Exercise directions ▸
Copy the items that follow word for word, leaving out the pictures.

Records shown ▸
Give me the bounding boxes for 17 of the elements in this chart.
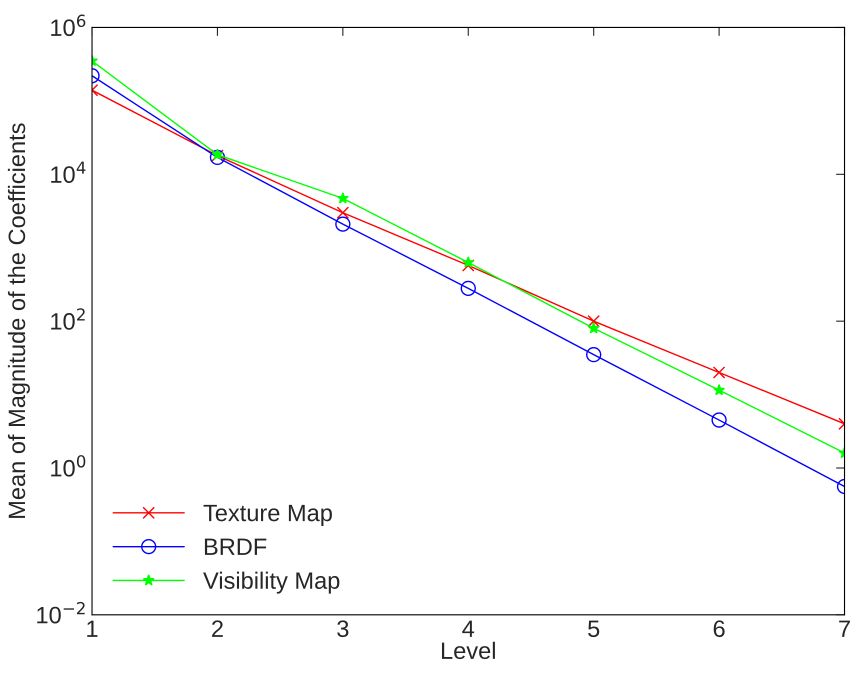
y-tick-label: 10$^{0}$ (51, 455, 86, 477)
x-tick-label: 1 (87, 620, 98, 637)
legend-label: BRDF (204, 538, 266, 555)
x-tick-label: 2 (212, 620, 223, 637)
y-tick-label: 10$^{4}$ (51, 162, 86, 183)
x-tick-label: 3 (337, 620, 348, 638)
x-tick-label: 7 (839, 620, 850, 637)
y-axis-title: Mean of Magnitude of the Coefficients (8, 123, 30, 518)
x-tick-label: 6 (714, 620, 725, 638)
x-tick-label: 5 (588, 620, 600, 638)
legend-label: Visibility Map (203, 572, 340, 594)
x-axis-title: Level (442, 642, 495, 660)
legend-label: Texture Map (204, 504, 332, 526)
x-tick-label: 4 (462, 620, 474, 637)
y-tick-label: 10$^{2}$ (51, 308, 85, 330)
y-tick-label: 10$^{−2}$ (37, 602, 85, 624)
y-tick-label: 10$^{6}$ (51, 14, 86, 36)
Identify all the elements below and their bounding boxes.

Task result ▸
Give me the bounding boxes for 17 of the elements in this chart.
y-tick-label: 10$^{0}$ (51, 455, 86, 477)
x-tick-label: 1 (87, 620, 98, 637)
legend-label: BRDF (204, 538, 266, 555)
x-tick-label: 2 (212, 620, 223, 637)
y-tick-label: 10$^{4}$ (51, 162, 86, 183)
x-tick-label: 3 (337, 620, 348, 638)
x-tick-label: 7 (839, 620, 850, 637)
y-axis-title: Mean of Magnitude of the Coefficients (8, 123, 30, 518)
x-tick-label: 6 (714, 620, 725, 638)
x-tick-label: 5 (588, 620, 600, 638)
legend-label: Visibility Map (203, 572, 340, 594)
x-axis-title: Level (442, 642, 495, 660)
legend-label: Texture Map (204, 504, 332, 526)
x-tick-label: 4 (462, 620, 474, 637)
y-tick-label: 10$^{2}$ (51, 308, 85, 330)
y-tick-label: 10$^{−2}$ (37, 602, 85, 624)
y-tick-label: 10$^{6}$ (51, 14, 86, 36)
Identify all the elements below and their bounding boxes.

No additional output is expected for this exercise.